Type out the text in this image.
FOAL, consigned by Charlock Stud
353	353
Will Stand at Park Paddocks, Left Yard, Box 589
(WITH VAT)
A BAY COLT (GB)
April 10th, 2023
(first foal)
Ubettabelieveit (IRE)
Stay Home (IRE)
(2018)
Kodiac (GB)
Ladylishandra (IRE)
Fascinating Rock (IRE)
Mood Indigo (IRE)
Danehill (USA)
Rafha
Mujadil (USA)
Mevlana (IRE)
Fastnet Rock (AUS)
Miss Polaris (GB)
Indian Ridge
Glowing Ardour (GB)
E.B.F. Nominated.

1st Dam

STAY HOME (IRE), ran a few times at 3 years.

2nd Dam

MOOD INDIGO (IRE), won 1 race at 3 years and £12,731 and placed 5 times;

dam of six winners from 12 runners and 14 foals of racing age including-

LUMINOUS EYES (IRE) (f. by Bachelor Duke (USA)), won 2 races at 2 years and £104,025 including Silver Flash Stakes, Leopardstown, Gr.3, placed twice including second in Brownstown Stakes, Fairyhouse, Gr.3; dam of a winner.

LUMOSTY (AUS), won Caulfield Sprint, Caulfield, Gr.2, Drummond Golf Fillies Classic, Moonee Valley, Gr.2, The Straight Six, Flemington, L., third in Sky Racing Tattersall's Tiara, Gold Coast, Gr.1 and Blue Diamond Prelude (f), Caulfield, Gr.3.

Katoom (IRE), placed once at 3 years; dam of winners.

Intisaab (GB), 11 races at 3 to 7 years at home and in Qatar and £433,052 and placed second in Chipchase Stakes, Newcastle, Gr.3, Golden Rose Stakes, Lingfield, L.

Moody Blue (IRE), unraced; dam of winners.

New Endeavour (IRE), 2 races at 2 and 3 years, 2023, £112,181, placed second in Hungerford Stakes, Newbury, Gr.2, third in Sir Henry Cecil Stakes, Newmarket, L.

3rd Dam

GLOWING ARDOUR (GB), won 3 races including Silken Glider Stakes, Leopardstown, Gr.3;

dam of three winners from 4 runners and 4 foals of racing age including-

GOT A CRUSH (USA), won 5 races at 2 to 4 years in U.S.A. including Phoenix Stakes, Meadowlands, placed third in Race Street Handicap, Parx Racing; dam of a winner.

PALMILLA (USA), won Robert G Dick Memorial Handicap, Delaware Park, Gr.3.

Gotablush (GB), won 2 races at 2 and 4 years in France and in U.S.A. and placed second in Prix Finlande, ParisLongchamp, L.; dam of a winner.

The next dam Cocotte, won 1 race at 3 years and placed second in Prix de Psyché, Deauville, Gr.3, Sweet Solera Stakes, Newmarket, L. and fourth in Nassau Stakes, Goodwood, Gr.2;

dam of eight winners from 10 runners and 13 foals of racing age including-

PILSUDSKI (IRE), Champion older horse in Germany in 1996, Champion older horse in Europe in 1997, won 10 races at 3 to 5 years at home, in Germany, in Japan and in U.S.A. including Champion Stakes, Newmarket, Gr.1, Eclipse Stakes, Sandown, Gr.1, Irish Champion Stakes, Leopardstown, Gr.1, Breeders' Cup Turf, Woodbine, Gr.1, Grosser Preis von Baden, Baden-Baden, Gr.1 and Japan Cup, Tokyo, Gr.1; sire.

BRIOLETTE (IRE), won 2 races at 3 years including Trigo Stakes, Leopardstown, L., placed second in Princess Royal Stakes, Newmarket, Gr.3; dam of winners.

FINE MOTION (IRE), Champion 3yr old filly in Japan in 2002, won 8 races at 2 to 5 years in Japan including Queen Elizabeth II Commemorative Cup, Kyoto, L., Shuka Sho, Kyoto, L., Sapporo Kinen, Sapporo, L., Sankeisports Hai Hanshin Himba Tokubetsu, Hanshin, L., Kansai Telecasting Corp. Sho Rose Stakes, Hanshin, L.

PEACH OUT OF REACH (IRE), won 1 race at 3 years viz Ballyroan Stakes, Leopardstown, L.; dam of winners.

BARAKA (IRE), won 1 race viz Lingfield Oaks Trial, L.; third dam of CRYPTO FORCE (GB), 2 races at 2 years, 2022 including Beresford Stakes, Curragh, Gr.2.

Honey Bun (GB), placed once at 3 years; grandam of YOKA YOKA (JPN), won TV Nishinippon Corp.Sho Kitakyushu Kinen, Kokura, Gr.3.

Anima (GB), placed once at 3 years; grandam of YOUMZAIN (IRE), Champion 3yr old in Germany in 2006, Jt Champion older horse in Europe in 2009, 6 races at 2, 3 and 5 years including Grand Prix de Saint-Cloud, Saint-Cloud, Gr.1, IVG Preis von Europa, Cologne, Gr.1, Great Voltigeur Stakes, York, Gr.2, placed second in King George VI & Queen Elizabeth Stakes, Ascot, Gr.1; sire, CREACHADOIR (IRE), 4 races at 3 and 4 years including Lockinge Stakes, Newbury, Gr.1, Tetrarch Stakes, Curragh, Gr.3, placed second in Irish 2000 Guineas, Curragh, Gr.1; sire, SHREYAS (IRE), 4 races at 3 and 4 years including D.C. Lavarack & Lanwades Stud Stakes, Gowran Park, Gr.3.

####################

STATED EXERCISE =>
Extract from the material all lines containing the string "Lingfield".

ANSWER TO THIS EXERCISE =>
Intisaab (GB), 11 races at 3 to 7 years at home and in Qatar and £433,052 and placed second in Chipchase Stakes, Newcastle, Gr.3, Golden Rose Stakes, Lingfield, L.
BARAKA (IRE), won 1 race viz Lingfield Oaks Trial, L.; third dam of CRYPTO FORCE (GB), 2 races at 2 years, 2022 including Beresford Stakes, Curragh, Gr.2.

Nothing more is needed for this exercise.